Your objective -> Pick out every line in the data below that holds "laws".

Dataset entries

■ ■ ■ ■ ■ ■ ■

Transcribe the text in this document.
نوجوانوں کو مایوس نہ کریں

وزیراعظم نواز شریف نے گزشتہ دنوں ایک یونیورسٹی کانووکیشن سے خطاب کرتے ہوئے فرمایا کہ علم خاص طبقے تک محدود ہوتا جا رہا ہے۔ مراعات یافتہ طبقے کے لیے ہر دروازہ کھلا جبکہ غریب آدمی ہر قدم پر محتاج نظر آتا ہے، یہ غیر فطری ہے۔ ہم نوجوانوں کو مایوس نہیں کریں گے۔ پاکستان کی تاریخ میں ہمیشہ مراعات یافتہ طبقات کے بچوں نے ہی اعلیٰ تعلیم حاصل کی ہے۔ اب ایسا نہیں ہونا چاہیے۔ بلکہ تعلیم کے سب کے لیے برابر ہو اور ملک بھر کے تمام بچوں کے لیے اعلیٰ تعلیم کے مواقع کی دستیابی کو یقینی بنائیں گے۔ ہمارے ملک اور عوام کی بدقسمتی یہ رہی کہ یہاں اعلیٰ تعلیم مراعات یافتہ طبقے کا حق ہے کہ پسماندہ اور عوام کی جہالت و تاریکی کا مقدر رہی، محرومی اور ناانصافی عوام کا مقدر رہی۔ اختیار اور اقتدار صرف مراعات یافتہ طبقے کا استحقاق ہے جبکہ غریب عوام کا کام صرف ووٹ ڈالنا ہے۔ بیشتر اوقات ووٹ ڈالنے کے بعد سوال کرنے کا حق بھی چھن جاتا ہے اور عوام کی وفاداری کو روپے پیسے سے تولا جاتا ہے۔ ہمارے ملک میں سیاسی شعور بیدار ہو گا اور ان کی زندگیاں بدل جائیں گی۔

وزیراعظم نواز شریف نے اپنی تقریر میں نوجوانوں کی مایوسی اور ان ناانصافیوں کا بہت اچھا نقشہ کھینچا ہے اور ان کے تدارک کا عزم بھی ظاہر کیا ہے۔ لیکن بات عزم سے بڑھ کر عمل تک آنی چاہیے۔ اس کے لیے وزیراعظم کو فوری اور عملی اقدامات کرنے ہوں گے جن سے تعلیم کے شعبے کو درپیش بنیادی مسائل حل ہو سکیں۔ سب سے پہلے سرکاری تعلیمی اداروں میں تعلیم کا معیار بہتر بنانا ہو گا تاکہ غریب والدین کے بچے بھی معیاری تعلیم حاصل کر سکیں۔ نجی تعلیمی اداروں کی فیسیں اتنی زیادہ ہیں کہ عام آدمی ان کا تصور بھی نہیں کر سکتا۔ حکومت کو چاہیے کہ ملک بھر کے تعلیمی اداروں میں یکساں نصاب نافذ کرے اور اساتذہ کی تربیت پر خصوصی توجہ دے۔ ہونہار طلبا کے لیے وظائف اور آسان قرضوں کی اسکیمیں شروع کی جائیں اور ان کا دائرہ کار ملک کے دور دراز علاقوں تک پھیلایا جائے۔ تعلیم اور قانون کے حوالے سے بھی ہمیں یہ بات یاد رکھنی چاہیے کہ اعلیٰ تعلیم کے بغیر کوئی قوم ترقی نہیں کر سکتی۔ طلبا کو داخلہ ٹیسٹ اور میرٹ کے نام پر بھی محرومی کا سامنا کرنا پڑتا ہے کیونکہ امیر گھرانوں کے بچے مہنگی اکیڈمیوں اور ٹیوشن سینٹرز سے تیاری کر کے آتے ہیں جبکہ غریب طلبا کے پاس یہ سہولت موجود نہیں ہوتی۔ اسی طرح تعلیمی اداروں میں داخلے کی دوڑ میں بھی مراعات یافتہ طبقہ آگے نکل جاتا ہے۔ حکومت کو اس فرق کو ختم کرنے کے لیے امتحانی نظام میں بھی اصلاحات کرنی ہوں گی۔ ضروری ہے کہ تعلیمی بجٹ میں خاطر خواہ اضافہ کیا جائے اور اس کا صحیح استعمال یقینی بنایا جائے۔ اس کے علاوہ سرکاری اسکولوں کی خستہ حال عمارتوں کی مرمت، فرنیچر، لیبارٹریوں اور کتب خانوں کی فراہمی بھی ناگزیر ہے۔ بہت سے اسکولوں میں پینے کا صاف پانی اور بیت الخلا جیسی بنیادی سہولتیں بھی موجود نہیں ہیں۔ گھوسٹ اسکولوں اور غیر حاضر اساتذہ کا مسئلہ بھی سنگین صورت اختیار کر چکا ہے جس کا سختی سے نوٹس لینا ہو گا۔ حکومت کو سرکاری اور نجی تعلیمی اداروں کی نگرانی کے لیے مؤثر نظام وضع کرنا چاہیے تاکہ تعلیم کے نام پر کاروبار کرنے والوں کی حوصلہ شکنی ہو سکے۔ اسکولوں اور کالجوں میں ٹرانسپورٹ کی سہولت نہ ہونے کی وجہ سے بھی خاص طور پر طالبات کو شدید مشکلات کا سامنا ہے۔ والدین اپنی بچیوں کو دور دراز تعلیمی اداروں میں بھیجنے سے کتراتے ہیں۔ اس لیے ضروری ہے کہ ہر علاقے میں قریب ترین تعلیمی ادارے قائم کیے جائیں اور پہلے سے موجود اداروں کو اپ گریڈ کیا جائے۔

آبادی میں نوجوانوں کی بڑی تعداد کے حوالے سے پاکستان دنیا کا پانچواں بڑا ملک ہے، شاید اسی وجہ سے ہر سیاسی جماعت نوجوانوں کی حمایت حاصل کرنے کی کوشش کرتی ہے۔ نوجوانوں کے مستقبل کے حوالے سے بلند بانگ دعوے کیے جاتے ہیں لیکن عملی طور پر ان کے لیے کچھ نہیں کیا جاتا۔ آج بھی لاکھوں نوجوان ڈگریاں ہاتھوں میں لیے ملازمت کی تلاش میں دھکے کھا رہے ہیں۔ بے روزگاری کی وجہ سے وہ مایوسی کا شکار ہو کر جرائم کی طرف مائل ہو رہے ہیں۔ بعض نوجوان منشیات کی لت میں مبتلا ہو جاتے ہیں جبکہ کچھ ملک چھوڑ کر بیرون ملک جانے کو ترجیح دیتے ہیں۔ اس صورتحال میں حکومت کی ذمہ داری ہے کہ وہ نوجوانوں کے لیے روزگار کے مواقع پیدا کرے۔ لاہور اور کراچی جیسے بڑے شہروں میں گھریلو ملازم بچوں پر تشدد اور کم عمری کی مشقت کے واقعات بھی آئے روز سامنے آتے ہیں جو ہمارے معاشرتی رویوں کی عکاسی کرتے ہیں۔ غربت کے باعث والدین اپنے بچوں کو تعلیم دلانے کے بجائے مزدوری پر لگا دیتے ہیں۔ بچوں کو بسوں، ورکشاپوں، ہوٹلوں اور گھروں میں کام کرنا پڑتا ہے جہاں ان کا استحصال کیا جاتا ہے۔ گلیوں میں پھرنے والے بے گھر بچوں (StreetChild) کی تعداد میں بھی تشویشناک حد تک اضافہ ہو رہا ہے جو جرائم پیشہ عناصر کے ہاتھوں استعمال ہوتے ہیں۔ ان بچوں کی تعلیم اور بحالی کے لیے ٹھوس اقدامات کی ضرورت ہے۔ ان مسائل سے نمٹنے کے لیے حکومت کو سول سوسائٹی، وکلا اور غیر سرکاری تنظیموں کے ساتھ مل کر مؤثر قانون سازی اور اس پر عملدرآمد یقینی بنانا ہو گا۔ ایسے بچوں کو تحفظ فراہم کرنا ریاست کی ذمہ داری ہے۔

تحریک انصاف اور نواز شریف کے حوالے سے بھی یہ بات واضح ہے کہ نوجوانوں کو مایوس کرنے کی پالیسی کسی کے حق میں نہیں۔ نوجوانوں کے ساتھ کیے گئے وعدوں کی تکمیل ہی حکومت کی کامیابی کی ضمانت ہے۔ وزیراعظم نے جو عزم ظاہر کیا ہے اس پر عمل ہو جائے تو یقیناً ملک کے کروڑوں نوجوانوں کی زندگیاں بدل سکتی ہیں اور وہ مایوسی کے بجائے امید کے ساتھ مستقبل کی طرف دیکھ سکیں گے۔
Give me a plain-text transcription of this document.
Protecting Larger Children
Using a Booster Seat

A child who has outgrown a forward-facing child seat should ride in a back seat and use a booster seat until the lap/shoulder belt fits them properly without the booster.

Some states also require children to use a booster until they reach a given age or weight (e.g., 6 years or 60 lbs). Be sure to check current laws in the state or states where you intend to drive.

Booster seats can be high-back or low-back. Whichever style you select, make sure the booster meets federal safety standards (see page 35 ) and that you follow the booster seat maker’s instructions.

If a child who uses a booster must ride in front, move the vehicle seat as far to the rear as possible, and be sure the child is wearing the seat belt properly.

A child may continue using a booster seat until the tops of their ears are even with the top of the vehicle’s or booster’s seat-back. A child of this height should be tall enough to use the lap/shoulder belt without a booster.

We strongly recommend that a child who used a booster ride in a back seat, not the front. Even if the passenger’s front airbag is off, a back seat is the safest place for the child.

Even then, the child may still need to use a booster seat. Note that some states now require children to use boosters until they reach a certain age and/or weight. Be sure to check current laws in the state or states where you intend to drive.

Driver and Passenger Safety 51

■ ■ ■ ■ ■ ■ ■

Answer to this task ->
Some states also require children to use a booster until they reach a given age or weight (e.g., 6 years or 60 lbs). Be sure to check current laws in the state or states where you intend to drive.
Even then, the child may still need to use a booster seat. Note that some states now require children to use boosters until they reach a certain age and/or weight. Be sure to check current laws in the state or states where you intend to drive.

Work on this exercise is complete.